(Figure collection entries)
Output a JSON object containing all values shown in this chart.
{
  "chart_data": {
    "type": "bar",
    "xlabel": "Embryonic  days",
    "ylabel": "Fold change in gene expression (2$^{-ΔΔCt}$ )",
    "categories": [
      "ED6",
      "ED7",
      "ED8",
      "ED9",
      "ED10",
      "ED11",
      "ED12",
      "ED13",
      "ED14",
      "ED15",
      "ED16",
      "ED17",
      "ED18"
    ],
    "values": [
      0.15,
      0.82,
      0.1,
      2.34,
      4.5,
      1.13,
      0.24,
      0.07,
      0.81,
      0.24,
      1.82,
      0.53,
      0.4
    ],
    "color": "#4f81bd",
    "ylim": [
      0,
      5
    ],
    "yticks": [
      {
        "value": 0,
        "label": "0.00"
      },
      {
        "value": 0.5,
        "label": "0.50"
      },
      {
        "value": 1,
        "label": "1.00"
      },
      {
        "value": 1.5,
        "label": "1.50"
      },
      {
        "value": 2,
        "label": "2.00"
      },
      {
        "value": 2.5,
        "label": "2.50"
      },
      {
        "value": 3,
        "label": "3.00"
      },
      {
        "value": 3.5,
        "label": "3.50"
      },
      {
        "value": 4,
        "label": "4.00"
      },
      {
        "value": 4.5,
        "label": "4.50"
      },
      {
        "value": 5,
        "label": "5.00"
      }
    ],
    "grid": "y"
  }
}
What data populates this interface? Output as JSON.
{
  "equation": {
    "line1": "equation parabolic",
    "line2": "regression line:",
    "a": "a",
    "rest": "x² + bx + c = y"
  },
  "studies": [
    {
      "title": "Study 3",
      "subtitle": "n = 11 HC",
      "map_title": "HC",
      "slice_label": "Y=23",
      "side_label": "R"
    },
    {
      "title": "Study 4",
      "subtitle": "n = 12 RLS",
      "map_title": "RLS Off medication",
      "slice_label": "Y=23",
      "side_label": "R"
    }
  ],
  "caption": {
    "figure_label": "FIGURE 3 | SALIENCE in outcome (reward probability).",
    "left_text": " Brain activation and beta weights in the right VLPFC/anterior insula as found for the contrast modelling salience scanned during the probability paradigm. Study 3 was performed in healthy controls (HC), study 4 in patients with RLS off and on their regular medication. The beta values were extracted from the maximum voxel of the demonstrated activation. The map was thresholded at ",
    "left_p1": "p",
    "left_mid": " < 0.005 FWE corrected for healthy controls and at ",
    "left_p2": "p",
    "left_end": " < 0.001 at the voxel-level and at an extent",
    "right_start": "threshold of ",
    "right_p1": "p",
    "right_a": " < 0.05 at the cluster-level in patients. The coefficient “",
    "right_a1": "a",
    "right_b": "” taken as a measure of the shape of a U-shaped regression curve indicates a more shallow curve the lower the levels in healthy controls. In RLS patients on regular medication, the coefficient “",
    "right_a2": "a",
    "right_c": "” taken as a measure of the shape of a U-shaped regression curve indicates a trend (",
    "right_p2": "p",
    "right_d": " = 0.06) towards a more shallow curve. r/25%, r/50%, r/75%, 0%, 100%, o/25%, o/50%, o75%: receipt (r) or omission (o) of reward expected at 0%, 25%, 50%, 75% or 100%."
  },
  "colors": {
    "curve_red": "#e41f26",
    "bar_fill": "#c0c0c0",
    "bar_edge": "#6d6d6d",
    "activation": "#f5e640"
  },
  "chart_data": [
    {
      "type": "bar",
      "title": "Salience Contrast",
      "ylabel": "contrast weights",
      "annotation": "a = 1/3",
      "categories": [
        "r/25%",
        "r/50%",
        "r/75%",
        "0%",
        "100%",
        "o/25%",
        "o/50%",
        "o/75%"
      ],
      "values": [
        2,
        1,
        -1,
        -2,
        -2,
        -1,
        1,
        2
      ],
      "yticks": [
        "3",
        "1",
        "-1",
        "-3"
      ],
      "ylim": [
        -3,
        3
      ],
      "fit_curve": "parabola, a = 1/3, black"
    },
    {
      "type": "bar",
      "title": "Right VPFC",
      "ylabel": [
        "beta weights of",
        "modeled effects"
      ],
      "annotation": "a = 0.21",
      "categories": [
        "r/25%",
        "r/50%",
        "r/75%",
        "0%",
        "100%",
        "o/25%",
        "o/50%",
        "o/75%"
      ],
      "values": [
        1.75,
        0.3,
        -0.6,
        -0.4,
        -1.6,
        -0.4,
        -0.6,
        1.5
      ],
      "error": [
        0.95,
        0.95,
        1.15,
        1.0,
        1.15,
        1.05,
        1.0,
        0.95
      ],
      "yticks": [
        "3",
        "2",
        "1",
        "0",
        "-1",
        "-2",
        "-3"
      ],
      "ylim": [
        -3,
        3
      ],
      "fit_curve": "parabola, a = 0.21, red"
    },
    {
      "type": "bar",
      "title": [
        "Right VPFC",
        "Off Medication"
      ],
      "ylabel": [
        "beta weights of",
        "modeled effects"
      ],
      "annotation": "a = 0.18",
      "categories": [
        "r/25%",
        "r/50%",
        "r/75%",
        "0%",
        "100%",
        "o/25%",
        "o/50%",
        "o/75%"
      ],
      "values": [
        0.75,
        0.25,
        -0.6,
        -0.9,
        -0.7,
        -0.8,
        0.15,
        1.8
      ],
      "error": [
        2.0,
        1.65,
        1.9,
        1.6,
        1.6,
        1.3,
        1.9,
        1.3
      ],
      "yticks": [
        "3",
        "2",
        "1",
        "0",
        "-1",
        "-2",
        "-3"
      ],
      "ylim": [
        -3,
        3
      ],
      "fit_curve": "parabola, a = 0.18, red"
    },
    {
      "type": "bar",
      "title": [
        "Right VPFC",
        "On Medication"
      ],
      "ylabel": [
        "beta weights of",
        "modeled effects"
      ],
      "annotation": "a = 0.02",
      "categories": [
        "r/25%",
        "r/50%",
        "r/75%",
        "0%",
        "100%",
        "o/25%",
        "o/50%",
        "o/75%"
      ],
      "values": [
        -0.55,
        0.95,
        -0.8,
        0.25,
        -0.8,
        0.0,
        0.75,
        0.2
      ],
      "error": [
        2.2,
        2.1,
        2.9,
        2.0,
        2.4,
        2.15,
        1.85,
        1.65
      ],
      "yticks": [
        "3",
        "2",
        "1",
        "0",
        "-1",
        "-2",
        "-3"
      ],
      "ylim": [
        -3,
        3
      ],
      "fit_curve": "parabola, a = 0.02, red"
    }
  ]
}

**Your assignment**
Please go through the data above and copy every line that has the word "this".

**Answer space**
Output a JSON object containing all values shown in this chart.
What data populates this interface? Output as JSON.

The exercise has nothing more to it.